** BEGIN AVAILABLE RECORDS **

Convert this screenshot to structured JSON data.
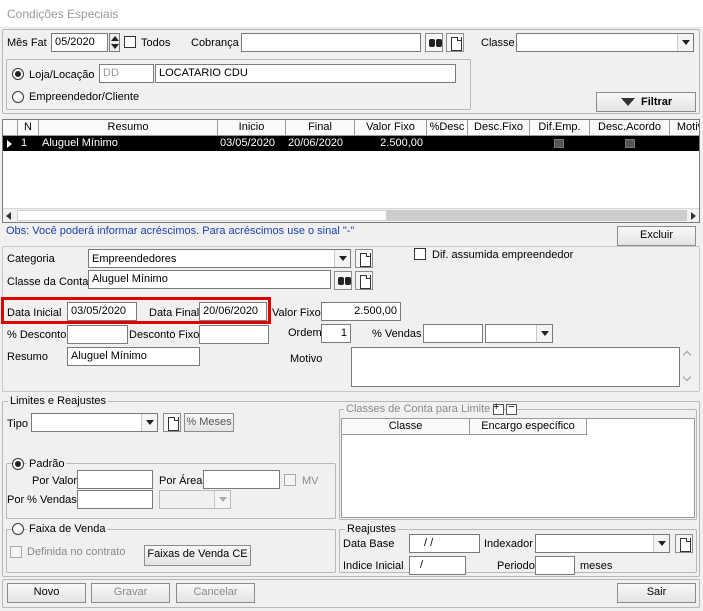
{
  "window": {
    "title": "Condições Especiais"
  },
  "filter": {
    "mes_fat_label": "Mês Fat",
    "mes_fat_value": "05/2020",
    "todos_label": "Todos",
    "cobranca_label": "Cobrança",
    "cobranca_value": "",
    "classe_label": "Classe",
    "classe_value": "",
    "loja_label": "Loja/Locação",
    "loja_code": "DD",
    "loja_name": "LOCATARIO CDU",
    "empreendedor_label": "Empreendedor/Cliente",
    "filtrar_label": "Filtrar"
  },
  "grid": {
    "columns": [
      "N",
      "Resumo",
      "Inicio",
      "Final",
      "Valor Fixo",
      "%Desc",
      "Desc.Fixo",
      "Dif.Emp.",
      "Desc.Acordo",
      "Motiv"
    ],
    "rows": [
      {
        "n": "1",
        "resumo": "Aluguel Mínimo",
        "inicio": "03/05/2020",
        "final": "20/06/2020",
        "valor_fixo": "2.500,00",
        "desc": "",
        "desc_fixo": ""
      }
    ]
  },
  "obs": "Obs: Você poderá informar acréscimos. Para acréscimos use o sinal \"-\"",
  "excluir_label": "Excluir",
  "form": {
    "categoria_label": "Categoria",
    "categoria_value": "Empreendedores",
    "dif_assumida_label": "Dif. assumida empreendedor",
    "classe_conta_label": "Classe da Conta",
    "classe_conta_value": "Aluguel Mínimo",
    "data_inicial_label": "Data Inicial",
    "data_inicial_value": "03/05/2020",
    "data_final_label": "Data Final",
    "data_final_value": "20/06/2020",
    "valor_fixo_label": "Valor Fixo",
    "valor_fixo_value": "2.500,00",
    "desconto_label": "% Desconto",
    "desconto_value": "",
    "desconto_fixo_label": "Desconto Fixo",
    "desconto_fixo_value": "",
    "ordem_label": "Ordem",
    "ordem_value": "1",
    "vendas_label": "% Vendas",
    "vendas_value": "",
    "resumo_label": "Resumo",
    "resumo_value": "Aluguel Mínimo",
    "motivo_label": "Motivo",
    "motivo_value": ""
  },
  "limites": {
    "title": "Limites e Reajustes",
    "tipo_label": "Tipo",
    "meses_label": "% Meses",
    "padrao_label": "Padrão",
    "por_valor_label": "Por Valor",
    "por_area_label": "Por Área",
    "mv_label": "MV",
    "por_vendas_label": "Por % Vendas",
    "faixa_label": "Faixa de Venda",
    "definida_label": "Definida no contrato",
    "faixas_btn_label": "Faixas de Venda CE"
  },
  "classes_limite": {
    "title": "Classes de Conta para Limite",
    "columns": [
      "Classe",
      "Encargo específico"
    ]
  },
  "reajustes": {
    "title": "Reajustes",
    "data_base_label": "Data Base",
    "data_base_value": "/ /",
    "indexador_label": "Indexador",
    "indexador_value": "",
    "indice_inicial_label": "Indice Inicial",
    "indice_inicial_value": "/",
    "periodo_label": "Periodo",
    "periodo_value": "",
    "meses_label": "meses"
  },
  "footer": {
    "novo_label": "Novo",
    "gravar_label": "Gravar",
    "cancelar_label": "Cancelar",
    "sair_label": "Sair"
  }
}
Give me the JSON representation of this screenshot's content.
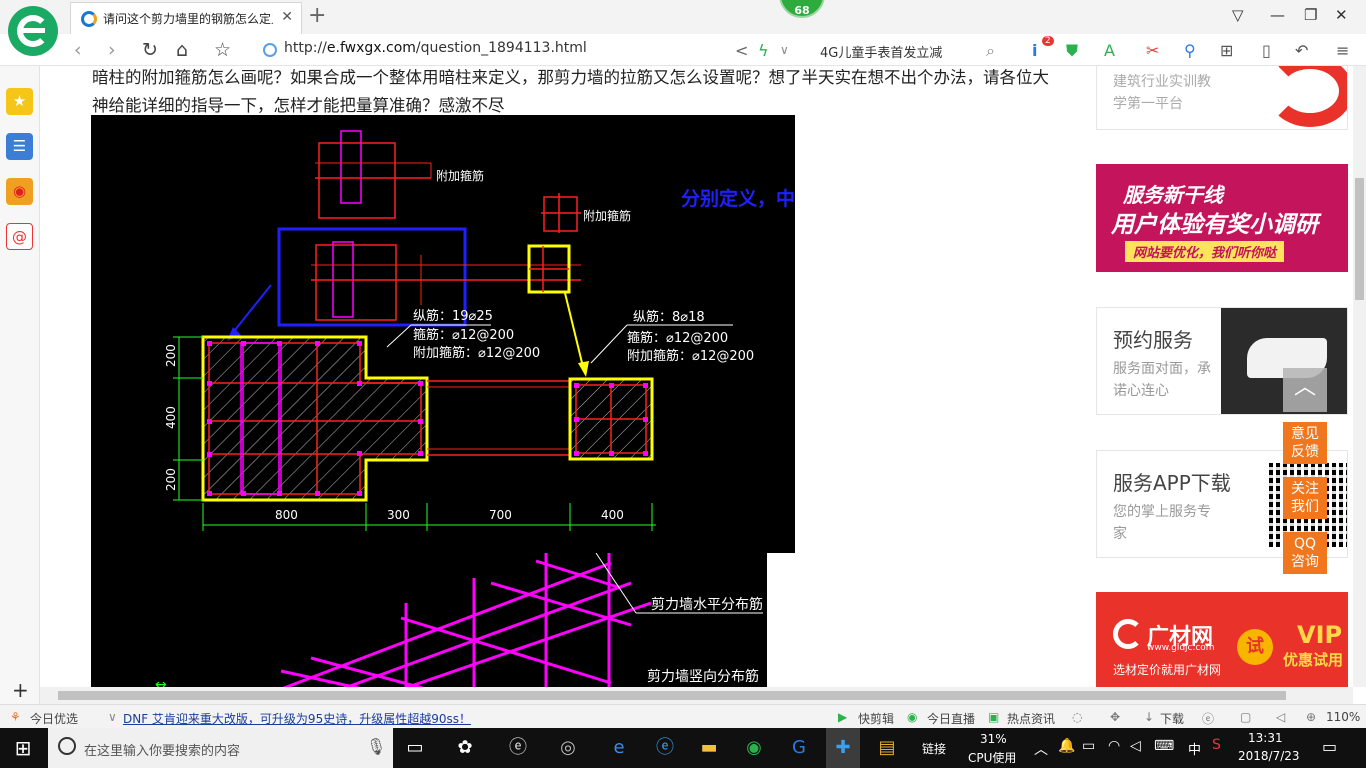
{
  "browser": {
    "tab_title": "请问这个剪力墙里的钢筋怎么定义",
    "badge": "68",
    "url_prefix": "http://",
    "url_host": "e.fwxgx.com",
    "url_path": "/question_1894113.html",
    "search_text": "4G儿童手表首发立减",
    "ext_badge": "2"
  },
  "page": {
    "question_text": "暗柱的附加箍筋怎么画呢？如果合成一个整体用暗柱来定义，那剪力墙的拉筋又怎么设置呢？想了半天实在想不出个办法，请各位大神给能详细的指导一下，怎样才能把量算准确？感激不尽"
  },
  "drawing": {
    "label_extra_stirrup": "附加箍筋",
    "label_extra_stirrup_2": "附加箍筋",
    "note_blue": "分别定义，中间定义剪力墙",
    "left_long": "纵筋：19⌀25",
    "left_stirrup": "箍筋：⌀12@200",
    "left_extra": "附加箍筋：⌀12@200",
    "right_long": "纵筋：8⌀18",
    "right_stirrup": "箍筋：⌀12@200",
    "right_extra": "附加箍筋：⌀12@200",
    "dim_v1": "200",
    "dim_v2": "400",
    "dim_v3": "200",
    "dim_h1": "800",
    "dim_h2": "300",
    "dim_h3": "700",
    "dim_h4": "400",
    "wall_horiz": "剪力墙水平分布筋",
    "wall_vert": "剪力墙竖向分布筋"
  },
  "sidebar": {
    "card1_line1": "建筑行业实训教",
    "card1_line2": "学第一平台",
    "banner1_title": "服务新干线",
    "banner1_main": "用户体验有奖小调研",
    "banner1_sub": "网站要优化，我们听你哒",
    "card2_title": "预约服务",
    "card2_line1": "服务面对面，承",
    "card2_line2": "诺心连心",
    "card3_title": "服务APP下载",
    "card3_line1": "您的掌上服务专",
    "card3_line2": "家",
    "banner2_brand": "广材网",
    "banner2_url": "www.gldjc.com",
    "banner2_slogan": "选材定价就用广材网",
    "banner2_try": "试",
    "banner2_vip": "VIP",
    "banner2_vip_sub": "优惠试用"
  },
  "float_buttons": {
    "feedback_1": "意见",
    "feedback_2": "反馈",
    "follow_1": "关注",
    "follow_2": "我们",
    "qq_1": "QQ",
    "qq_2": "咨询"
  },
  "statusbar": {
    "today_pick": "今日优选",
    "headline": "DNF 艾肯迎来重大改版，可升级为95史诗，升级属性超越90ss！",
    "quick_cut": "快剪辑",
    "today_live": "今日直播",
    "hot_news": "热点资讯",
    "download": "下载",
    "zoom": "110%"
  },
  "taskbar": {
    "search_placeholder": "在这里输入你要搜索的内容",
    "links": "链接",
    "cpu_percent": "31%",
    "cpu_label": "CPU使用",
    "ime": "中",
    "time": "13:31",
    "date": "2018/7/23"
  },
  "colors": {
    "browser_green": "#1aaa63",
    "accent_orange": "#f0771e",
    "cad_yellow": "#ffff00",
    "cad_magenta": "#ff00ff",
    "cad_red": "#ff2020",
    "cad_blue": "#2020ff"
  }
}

** END AVAILABLE RECORDS **

_SET EXERCISE_. Scan the material above for the string "Aluguel" and report each line where you find it.

_RESPONSE TO THIS TASK_.
        "resumo": "Aluguel Mínimo",
    "classe_conta_value": "Aluguel Mínimo",
    "resumo_value": "Aluguel Mínimo",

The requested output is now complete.